● **TASK REQUIREMENTS**: Search the material for "scale" and show all lines that contain it.

========

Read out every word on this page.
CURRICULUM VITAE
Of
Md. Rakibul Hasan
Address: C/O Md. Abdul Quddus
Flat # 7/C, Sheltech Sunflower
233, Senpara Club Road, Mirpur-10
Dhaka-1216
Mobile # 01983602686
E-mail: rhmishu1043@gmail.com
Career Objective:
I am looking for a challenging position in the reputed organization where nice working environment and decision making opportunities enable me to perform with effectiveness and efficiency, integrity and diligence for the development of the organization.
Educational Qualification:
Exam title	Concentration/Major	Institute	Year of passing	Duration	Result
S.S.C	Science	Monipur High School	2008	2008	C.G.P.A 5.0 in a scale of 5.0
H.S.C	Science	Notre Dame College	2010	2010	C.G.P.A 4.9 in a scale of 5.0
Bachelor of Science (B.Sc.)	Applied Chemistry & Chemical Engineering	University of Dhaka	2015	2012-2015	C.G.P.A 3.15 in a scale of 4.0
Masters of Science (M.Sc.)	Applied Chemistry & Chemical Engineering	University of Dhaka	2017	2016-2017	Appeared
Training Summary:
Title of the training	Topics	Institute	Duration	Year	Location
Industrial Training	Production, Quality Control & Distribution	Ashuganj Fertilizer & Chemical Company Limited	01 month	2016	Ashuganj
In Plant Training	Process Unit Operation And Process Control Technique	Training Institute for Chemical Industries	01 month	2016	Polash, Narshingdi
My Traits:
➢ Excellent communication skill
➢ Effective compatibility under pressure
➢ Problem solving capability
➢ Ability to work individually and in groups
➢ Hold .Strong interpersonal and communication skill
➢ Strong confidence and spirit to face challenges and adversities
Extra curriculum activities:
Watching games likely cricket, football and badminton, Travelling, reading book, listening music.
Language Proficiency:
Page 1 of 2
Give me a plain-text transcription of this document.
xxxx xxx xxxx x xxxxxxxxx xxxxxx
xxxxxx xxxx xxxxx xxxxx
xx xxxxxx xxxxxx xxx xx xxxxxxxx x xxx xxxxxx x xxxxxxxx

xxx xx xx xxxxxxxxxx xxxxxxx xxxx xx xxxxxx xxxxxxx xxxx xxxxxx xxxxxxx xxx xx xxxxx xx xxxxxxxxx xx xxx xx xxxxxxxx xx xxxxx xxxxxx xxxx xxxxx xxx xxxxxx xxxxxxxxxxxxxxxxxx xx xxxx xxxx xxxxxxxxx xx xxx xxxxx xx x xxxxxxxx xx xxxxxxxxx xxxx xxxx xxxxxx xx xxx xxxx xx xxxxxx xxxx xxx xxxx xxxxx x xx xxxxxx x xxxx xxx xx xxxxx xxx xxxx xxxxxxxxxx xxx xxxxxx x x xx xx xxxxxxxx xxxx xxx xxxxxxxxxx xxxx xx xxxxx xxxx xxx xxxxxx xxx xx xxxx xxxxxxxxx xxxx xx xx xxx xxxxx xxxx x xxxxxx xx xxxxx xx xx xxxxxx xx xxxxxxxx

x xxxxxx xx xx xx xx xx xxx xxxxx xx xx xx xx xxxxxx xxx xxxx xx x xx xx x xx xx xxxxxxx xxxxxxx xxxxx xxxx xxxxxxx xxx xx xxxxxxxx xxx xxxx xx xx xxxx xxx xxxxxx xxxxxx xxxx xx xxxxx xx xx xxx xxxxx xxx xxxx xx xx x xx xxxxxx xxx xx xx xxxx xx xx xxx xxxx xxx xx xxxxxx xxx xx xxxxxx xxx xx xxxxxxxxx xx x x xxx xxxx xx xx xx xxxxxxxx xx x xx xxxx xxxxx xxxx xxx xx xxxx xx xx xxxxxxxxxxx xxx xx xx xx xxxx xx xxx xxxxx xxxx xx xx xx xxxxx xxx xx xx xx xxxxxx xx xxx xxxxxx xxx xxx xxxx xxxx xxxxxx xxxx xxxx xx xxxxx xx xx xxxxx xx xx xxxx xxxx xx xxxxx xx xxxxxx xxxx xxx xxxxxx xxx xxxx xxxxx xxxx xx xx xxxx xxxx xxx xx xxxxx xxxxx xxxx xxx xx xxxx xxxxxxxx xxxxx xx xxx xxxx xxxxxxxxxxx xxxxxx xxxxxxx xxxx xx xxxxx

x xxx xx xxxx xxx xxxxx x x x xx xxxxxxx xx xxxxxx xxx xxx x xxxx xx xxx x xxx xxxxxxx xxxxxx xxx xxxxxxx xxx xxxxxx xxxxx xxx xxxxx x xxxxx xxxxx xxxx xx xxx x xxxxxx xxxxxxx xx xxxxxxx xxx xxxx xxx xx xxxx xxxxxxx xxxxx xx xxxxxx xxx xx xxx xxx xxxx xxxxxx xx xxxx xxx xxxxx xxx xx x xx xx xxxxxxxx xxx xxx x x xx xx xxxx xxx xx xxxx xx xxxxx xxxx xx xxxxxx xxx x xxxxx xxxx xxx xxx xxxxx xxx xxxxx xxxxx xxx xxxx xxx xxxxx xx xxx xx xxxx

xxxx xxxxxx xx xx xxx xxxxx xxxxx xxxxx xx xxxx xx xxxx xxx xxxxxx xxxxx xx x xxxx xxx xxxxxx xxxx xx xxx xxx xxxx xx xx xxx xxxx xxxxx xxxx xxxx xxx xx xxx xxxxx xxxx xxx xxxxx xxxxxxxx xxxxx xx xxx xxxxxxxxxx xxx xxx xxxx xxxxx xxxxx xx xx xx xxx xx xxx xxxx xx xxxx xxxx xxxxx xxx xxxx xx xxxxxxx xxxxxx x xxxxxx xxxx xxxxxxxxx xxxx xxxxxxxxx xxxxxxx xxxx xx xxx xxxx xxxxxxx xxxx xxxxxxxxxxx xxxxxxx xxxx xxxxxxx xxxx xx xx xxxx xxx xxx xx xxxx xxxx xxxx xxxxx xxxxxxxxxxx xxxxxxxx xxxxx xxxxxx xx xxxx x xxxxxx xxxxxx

========

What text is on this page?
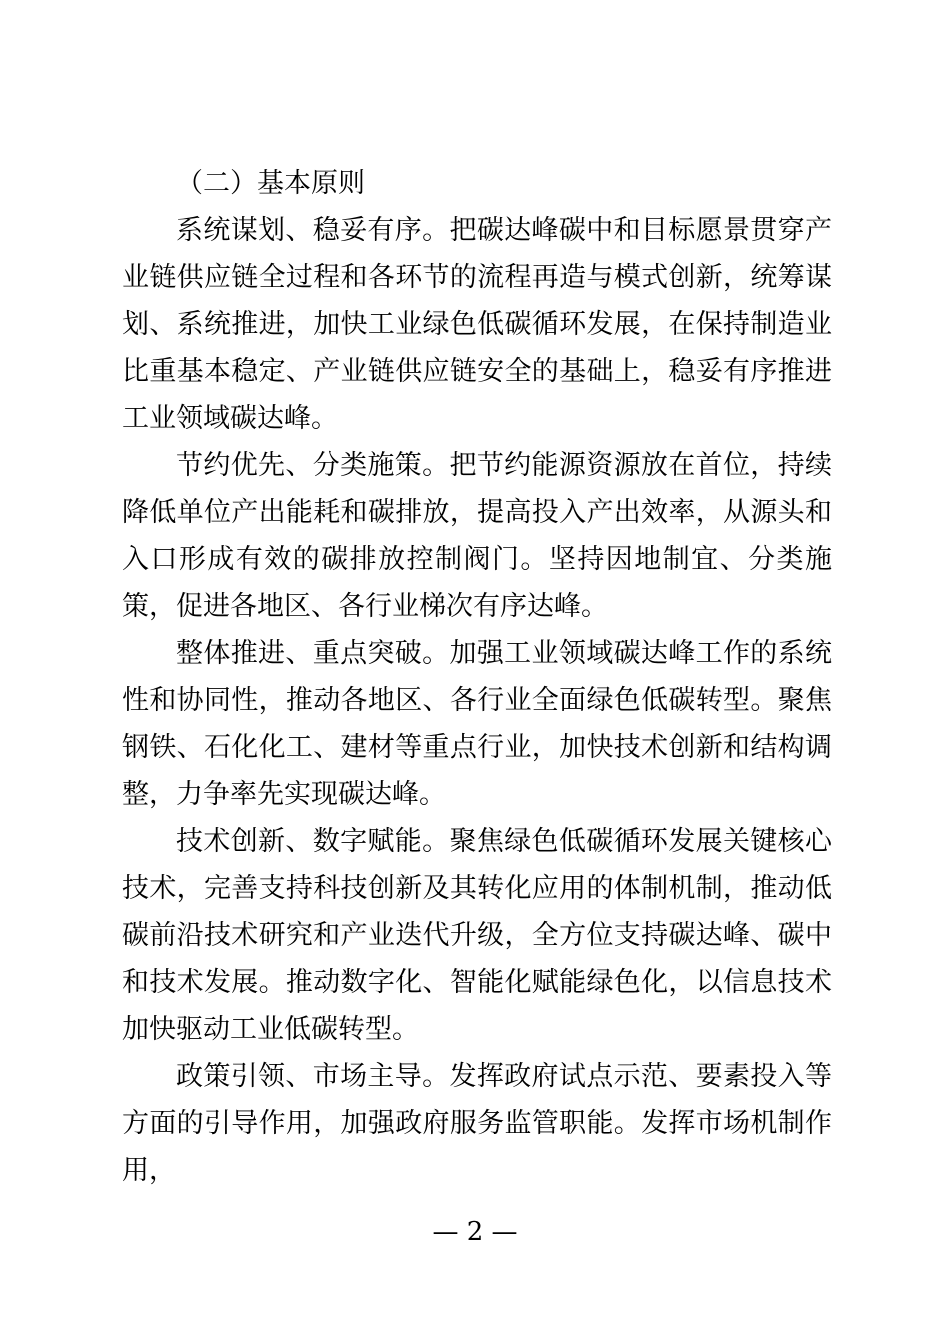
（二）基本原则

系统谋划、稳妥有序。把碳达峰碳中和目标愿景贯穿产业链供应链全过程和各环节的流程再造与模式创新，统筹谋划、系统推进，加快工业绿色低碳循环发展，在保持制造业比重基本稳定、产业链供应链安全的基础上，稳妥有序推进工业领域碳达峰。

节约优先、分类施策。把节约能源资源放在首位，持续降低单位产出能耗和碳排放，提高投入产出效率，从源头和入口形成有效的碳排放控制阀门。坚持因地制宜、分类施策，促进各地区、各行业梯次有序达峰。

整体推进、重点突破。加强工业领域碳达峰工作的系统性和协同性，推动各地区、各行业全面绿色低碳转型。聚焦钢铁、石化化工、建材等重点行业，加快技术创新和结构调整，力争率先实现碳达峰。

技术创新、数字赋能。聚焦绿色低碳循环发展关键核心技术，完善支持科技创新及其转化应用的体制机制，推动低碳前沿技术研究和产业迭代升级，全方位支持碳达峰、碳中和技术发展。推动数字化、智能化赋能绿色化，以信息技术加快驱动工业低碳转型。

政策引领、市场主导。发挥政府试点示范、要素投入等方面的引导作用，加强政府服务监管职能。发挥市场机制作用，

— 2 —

========

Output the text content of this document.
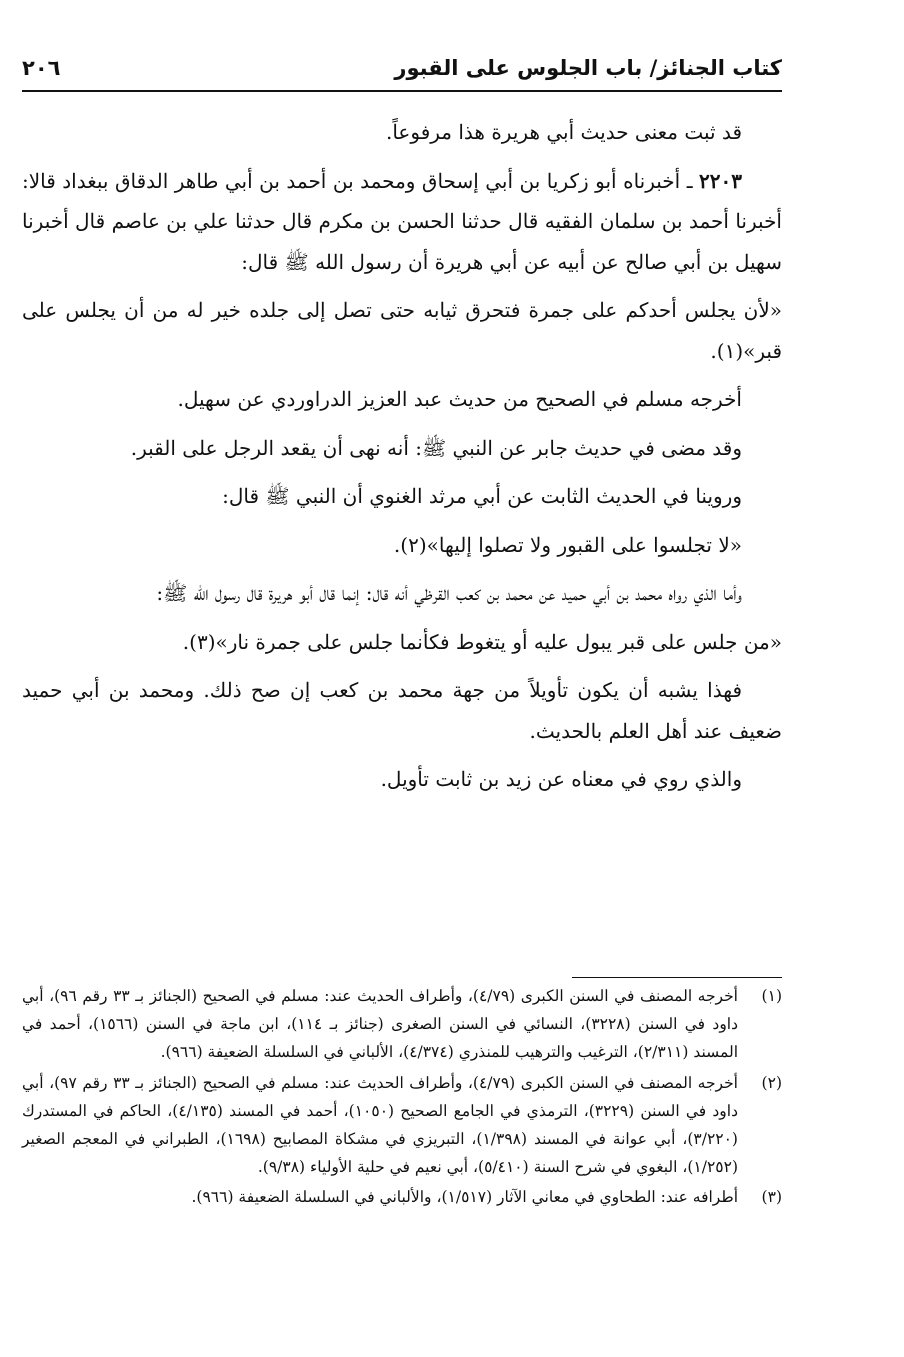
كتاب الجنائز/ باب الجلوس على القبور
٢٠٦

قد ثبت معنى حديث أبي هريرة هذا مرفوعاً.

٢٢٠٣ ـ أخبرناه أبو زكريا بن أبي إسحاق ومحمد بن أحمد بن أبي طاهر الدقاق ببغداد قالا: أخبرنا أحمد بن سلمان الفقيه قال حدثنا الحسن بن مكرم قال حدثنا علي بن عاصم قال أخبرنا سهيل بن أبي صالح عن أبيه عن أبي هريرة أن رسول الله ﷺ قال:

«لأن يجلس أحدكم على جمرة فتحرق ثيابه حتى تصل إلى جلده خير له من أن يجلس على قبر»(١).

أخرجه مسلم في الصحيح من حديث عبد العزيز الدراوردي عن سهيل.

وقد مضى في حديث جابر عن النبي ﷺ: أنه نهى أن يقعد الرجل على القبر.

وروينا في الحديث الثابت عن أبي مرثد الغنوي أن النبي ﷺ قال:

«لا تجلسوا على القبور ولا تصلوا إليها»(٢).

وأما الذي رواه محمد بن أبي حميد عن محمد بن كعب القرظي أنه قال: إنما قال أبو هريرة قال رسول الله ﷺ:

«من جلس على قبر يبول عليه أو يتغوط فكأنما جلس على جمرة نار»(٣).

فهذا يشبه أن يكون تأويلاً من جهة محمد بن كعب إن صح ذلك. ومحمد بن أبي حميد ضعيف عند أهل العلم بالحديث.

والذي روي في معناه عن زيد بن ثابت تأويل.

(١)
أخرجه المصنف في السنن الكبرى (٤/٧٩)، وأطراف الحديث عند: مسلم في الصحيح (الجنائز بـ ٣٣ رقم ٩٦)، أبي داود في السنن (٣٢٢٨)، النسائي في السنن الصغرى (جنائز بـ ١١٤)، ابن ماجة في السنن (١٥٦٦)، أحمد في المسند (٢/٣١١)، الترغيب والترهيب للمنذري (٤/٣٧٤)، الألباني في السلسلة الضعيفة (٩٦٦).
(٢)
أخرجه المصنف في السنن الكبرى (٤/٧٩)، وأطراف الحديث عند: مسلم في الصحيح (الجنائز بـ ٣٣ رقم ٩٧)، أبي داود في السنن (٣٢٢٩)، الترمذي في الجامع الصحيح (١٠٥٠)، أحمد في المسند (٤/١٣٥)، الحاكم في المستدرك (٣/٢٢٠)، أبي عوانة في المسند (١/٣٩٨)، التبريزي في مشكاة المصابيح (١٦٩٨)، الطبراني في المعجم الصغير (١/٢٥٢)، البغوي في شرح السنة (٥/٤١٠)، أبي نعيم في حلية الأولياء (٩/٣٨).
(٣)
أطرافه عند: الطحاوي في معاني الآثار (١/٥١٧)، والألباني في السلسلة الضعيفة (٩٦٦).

========

● **OUTPUT FOR THIS EXERCISE**:
S.S.C	Science	Monipur High School	2008	2008	C.G.P.A 5.0 in a scale of 5.0
H.S.C	Science	Notre Dame College	2010	2010	C.G.P.A 4.9 in a scale of 5.0
Bachelor of Science (B.Sc.)	Applied Chemistry & Chemical Engineering	University of Dhaka	2015	2012-2015	C.G.P.A 3.15 in a scale of 4.0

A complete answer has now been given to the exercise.